Dataset rows about figures:
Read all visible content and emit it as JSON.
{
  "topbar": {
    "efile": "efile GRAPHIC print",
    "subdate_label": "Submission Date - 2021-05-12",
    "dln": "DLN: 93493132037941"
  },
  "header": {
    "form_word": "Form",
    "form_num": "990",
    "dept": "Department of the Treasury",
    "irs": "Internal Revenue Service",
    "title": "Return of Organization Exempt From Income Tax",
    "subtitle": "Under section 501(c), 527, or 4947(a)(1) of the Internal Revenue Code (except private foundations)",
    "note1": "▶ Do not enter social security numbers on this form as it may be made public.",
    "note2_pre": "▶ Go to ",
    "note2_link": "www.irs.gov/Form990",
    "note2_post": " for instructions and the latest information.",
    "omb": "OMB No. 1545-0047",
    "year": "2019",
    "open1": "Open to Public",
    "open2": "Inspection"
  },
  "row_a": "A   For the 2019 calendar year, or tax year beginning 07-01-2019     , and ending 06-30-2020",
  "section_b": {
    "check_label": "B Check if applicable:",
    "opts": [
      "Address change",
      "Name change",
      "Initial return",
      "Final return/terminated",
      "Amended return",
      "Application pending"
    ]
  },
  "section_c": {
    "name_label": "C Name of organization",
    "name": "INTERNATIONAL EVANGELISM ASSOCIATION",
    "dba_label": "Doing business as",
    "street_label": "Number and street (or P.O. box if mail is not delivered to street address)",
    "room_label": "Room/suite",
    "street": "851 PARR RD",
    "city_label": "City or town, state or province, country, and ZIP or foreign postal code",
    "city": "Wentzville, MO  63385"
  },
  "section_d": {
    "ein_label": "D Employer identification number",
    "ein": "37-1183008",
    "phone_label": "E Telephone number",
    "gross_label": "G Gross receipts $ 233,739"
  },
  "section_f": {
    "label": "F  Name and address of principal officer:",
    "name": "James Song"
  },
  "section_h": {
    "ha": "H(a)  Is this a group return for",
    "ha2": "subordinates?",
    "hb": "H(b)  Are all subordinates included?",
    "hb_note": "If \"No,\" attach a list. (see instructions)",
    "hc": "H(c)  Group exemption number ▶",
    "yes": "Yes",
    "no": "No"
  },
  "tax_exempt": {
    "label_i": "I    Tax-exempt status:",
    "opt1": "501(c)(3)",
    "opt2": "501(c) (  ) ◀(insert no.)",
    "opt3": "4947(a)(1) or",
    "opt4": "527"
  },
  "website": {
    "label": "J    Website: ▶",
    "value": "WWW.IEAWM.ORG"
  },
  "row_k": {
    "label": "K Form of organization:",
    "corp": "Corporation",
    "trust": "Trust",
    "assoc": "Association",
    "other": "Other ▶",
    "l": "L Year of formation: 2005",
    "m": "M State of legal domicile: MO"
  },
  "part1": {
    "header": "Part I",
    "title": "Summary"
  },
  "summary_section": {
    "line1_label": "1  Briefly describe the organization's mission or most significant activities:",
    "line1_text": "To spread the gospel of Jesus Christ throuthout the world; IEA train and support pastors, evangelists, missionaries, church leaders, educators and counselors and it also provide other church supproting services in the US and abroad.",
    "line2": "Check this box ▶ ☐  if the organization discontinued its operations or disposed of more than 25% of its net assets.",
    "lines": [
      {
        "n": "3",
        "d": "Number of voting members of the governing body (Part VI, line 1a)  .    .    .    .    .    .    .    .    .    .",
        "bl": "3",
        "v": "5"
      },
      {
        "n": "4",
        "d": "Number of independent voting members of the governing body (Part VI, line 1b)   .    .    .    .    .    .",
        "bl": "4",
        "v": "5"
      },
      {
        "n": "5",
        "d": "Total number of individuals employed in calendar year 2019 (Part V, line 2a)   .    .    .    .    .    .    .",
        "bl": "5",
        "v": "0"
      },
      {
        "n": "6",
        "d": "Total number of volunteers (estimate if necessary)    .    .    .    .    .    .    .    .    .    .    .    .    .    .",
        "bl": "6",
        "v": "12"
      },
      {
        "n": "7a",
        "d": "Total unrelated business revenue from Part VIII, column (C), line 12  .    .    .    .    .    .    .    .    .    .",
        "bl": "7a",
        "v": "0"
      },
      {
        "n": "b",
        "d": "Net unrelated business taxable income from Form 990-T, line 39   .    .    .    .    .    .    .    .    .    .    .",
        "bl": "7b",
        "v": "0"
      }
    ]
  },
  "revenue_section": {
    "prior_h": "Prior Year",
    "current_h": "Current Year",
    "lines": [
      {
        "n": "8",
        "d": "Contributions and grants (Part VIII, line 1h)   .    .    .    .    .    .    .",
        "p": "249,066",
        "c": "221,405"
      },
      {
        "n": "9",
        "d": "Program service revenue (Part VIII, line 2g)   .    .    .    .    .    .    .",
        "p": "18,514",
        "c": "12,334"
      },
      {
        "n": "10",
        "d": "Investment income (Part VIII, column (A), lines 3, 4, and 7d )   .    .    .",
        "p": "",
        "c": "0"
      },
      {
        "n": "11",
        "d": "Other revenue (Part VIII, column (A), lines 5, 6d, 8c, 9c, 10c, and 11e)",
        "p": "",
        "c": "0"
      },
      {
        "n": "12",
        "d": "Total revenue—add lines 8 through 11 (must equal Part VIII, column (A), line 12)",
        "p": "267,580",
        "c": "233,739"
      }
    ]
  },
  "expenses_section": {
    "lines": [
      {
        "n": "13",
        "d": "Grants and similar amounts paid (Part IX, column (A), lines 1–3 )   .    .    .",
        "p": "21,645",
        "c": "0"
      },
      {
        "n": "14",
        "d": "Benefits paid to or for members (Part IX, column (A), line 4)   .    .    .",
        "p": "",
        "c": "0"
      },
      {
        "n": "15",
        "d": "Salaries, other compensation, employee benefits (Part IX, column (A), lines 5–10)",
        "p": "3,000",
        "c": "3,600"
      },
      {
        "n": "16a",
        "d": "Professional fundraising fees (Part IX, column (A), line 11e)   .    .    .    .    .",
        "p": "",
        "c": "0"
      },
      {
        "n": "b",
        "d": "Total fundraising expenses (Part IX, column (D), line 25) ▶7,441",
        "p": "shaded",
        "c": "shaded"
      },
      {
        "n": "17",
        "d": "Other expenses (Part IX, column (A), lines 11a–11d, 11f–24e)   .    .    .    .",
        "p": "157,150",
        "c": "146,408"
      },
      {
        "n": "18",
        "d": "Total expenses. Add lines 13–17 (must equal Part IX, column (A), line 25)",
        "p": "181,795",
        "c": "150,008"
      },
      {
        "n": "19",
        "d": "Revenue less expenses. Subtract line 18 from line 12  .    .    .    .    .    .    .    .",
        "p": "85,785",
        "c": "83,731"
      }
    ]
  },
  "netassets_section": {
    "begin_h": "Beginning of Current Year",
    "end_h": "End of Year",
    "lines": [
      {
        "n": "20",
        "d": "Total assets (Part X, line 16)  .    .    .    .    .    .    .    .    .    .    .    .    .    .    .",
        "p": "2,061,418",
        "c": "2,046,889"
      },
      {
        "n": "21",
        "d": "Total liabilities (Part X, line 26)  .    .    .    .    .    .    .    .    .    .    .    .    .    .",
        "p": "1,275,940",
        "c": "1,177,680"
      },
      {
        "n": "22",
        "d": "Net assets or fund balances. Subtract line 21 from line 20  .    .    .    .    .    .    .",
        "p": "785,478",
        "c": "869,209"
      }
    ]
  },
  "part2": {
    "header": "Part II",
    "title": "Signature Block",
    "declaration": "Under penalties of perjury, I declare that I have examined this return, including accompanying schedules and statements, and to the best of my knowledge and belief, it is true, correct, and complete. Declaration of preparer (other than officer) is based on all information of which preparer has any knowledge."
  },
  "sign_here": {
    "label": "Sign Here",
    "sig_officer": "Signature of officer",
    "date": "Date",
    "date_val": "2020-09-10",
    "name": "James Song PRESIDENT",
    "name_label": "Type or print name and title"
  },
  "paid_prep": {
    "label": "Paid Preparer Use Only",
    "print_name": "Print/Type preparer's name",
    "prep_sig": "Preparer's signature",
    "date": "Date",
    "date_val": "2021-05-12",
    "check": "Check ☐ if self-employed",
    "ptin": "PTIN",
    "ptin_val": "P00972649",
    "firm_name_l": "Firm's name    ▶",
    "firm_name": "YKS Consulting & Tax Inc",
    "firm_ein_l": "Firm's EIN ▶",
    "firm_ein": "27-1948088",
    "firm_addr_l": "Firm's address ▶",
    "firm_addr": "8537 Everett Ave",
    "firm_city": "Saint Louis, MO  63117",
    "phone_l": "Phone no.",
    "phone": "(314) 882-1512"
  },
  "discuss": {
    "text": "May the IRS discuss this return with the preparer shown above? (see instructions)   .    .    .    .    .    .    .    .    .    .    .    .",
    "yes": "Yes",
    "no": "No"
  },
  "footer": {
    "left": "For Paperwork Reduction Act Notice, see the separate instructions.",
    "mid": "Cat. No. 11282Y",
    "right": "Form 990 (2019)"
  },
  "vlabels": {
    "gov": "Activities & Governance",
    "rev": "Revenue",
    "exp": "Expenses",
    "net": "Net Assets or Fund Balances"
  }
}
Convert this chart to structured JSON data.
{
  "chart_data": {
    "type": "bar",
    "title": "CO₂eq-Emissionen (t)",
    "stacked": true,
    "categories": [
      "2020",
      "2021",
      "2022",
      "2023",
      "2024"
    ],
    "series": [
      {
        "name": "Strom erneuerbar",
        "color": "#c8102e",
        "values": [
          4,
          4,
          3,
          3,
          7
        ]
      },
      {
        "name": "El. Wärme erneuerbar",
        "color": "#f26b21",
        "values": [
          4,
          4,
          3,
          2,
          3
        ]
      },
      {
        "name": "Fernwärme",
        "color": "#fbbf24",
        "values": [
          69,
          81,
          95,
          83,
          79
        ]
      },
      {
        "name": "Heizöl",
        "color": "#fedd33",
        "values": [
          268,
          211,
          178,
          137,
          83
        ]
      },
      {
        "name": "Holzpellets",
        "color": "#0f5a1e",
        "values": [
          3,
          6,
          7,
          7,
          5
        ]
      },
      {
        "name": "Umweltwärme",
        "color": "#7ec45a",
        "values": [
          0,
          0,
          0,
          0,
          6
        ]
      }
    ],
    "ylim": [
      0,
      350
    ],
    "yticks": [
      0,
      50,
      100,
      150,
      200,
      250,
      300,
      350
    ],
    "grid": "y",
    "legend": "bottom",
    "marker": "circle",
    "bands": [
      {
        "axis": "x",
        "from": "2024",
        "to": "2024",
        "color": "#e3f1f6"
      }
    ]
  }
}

Work to complete: Leave out every line without the string "Internal" and copy the rest.

Reply:
    "irs": "Internal Revenue Service",
    "subtitle": "Under section 501(c), 527, or 4947(a)(1) of the Internal Revenue Code (except private foundations)",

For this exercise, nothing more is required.